- **GIVEN REQUEST**: Copy every entry exactly as given, minus the images.

- **Figure contents as structured data**:
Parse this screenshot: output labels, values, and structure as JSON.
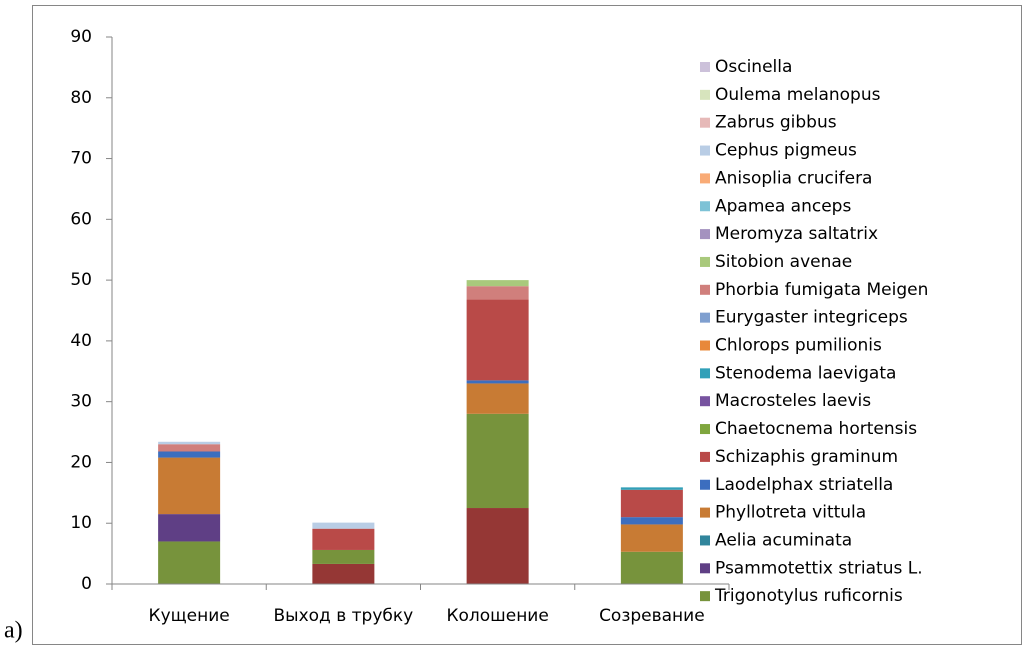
{
  "caption": "а)",
  "chart_data": {
    "type": "stacked-bar",
    "categories": [
      "Кущение",
      "Выход в трубку",
      "Колошение",
      "Созревание"
    ],
    "ylim": [
      0,
      90
    ],
    "yticks": [
      0,
      10,
      20,
      30,
      40,
      50,
      60,
      70,
      80,
      90
    ],
    "grid": false,
    "legend": "right",
    "series": [
      {
        "color": "#953735",
        "values": [
          0,
          3.3,
          12.5,
          0
        ]
      },
      {
        "name": "Trigonotylus ruficornis",
        "color": "#77933c",
        "values": [
          7,
          2.3,
          15.5,
          5.3
        ]
      },
      {
        "name": "Psammotettix striatus L.",
        "color": "#5f3f85",
        "values": [
          4.5,
          0,
          0,
          0
        ]
      },
      {
        "name": "Aelia acuminata",
        "color": "#31859c",
        "values": [
          0,
          0,
          0,
          0
        ]
      },
      {
        "name": "Phyllotreta vittula",
        "color": "#c87b34",
        "values": [
          9.3,
          0,
          5,
          4.5
        ]
      },
      {
        "name": "Laodelphax striatella",
        "color": "#3c6ebf",
        "values": [
          1,
          0,
          0.5,
          1.2
        ]
      },
      {
        "name": "Schizaphis graminum",
        "color": "#b94a48",
        "values": [
          0,
          3.5,
          13.3,
          4.5
        ]
      },
      {
        "name": "Chaetocnema hortensis",
        "color": "#7fa63e",
        "values": [
          0,
          0,
          0,
          0
        ]
      },
      {
        "name": "Macrosteles laevis",
        "color": "#7753a0",
        "values": [
          0,
          0,
          0,
          0
        ]
      },
      {
        "name": "Stenodema laevigata",
        "color": "#31a0b8",
        "values": [
          0,
          0,
          0,
          0.4
        ]
      },
      {
        "name": "Chlorops pumilionis",
        "color": "#e8883a",
        "values": [
          0,
          0,
          0,
          0
        ]
      },
      {
        "name": "Eurygaster integriceps",
        "color": "#7f9fcf",
        "values": [
          0,
          0,
          0,
          0
        ]
      },
      {
        "name": "Phorbia fumigata Meigen",
        "color": "#d07f7c",
        "values": [
          1.2,
          0,
          2.2,
          0
        ]
      },
      {
        "name": "Sitobion avenae",
        "color": "#a9c97c",
        "values": [
          0,
          0,
          1,
          0
        ]
      },
      {
        "name": "Meromyza saltatrix",
        "color": "#a492bf",
        "values": [
          0,
          0,
          0,
          0
        ]
      },
      {
        "name": "Apamea anceps",
        "color": "#7dc2d6",
        "values": [
          0,
          0,
          0,
          0
        ]
      },
      {
        "name": "Anisoplia crucifera",
        "color": "#f9ab76",
        "values": [
          0,
          0,
          0,
          0
        ]
      },
      {
        "name": "Cephus pigmeus",
        "color": "#b9cde5",
        "values": [
          0.4,
          1,
          0,
          0
        ]
      },
      {
        "name": "Zabrus gibbus",
        "color": "#e6b9b8",
        "values": [
          0,
          0,
          0,
          0
        ]
      },
      {
        "name": "Oulema melanopus",
        "color": "#d7e4bd",
        "values": [
          0,
          0,
          0,
          0
        ]
      },
      {
        "name": "Oscinella",
        "color": "#ccc1da",
        "values": [
          0,
          0,
          0,
          0
        ]
      }
    ]
  }
}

- **TASK RESPONSE**:
Parse this screenshot: output labels, values, and structure as JSON.
{
  "caption": "а)",
  "chart_data": {
    "type": "stacked-bar",
    "categories": [
      "Кущение",
      "Выход в трубку",
      "Колошение",
      "Созревание"
    ],
    "ylim": [
      0,
      90
    ],
    "yticks": [
      0,
      10,
      20,
      30,
      40,
      50,
      60,
      70,
      80,
      90
    ],
    "grid": false,
    "legend": "right",
    "series": [
      {
        "color": "#953735",
        "values": [
          0,
          3.3,
          12.5,
          0
        ]
      },
      {
        "name": "Trigonotylus ruficornis",
        "color": "#77933c",
        "values": [
          7,
          2.3,
          15.5,
          5.3
        ]
      },
      {
        "name": "Psammotettix striatus L.",
        "color": "#5f3f85",
        "values": [
          4.5,
          0,
          0,
          0
        ]
      },
      {
        "name": "Aelia acuminata",
        "color": "#31859c",
        "values": [
          0,
          0,
          0,
          0
        ]
      },
      {
        "name": "Phyllotreta vittula",
        "color": "#c87b34",
        "values": [
          9.3,
          0,
          5,
          4.5
        ]
      },
      {
        "name": "Laodelphax striatella",
        "color": "#3c6ebf",
        "values": [
          1,
          0,
          0.5,
          1.2
        ]
      },
      {
        "name": "Schizaphis graminum",
        "color": "#b94a48",
        "values": [
          0,
          3.5,
          13.3,
          4.5
        ]
      },
      {
        "name": "Chaetocnema hortensis",
        "color": "#7fa63e",
        "values": [
          0,
          0,
          0,
          0
        ]
      },
      {
        "name": "Macrosteles laevis",
        "color": "#7753a0",
        "values": [
          0,
          0,
          0,
          0
        ]
      },
      {
        "name": "Stenodema laevigata",
        "color": "#31a0b8",
        "values": [
          0,
          0,
          0,
          0.4
        ]
      },
      {
        "name": "Chlorops pumilionis",
        "color": "#e8883a",
        "values": [
          0,
          0,
          0,
          0
        ]
      },
      {
        "name": "Eurygaster integriceps",
        "color": "#7f9fcf",
        "values": [
          0,
          0,
          0,
          0
        ]
      },
      {
        "name": "Phorbia fumigata Meigen",
        "color": "#d07f7c",
        "values": [
          1.2,
          0,
          2.2,
          0
        ]
      },
      {
        "name": "Sitobion avenae",
        "color": "#a9c97c",
        "values": [
          0,
          0,
          1,
          0
        ]
      },
      {
        "name": "Meromyza saltatrix",
        "color": "#a492bf",
        "values": [
          0,
          0,
          0,
          0
        ]
      },
      {
        "name": "Apamea anceps",
        "color": "#7dc2d6",
        "values": [
          0,
          0,
          0,
          0
        ]
      },
      {
        "name": "Anisoplia crucifera",
        "color": "#f9ab76",
        "values": [
          0,
          0,
          0,
          0
        ]
      },
      {
        "name": "Cephus pigmeus",
        "color": "#b9cde5",
        "values": [
          0.4,
          1,
          0,
          0
        ]
      },
      {
        "name": "Zabrus gibbus",
        "color": "#e6b9b8",
        "values": [
          0,
          0,
          0,
          0
        ]
      },
      {
        "name": "Oulema melanopus",
        "color": "#d7e4bd",
        "values": [
          0,
          0,
          0,
          0
        ]
      },
      {
        "name": "Oscinella",
        "color": "#ccc1da",
        "values": [
          0,
          0,
          0,
          0
        ]
      }
    ]
  }
}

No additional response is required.